Task data:
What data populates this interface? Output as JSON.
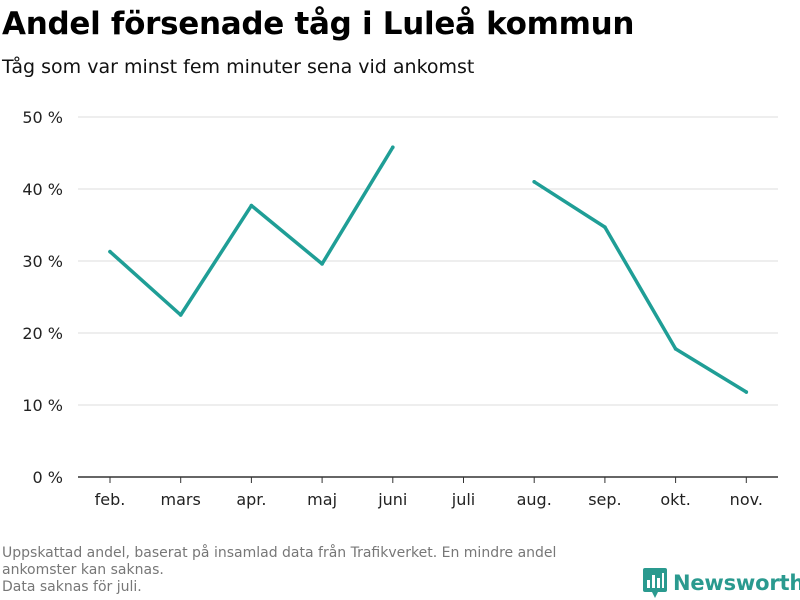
{
  "header": {
    "title": "Andel försenade tåg i Luleå kommun",
    "subtitle": "Tåg som var minst fem minuter sena vid ankomst"
  },
  "chart_data": {
    "type": "line",
    "categories": [
      "feb.",
      "mars",
      "apr.",
      "maj",
      "juni",
      "juli",
      "aug.",
      "sep.",
      "okt.",
      "nov."
    ],
    "series": [
      {
        "values": [
          31.3,
          22.5,
          37.7,
          29.6,
          45.8,
          null,
          41.0,
          34.7,
          17.8,
          11.8
        ]
      }
    ],
    "ylim": [
      0,
      50
    ],
    "yticks": [
      0,
      10,
      20,
      30,
      40,
      50
    ],
    "ytick_labels": [
      "0 %",
      "10 %",
      "20 %",
      "30 %",
      "40 %",
      "50 %"
    ],
    "xlabel": "",
    "ylabel": "",
    "grid": true,
    "line_color": "#1f9e96"
  },
  "footer": {
    "notes": [
      "Uppskattad andel, baserat på insamlad data från Trafikverket. En mindre andel",
      "ankomster kan saknas.",
      "Data saknas för juli."
    ],
    "brand": "Newsworthy",
    "brand_icon": "bar-chart-speech-bubble-icon",
    "brand_color": "#2a9a8f"
  }
}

The problem:
Reproduce the data above in full, exactly as it is, with the pictures left out.

Solution to this exercise:
What data populates this interface? Output as JSON.
{
  "header": {
    "title": "Andel försenade tåg i Luleå kommun",
    "subtitle": "Tåg som var minst fem minuter sena vid ankomst"
  },
  "chart_data": {
    "type": "line",
    "categories": [
      "feb.",
      "mars",
      "apr.",
      "maj",
      "juni",
      "juli",
      "aug.",
      "sep.",
      "okt.",
      "nov."
    ],
    "series": [
      {
        "values": [
          31.3,
          22.5,
          37.7,
          29.6,
          45.8,
          null,
          41.0,
          34.7,
          17.8,
          11.8
        ]
      }
    ],
    "ylim": [
      0,
      50
    ],
    "yticks": [
      0,
      10,
      20,
      30,
      40,
      50
    ],
    "ytick_labels": [
      "0 %",
      "10 %",
      "20 %",
      "30 %",
      "40 %",
      "50 %"
    ],
    "xlabel": "",
    "ylabel": "",
    "grid": true,
    "line_color": "#1f9e96"
  },
  "footer": {
    "notes": [
      "Uppskattad andel, baserat på insamlad data från Trafikverket. En mindre andel",
      "ankomster kan saknas.",
      "Data saknas för juli."
    ],
    "brand": "Newsworthy",
    "brand_icon": "bar-chart-speech-bubble-icon",
    "brand_color": "#2a9a8f"
  }
}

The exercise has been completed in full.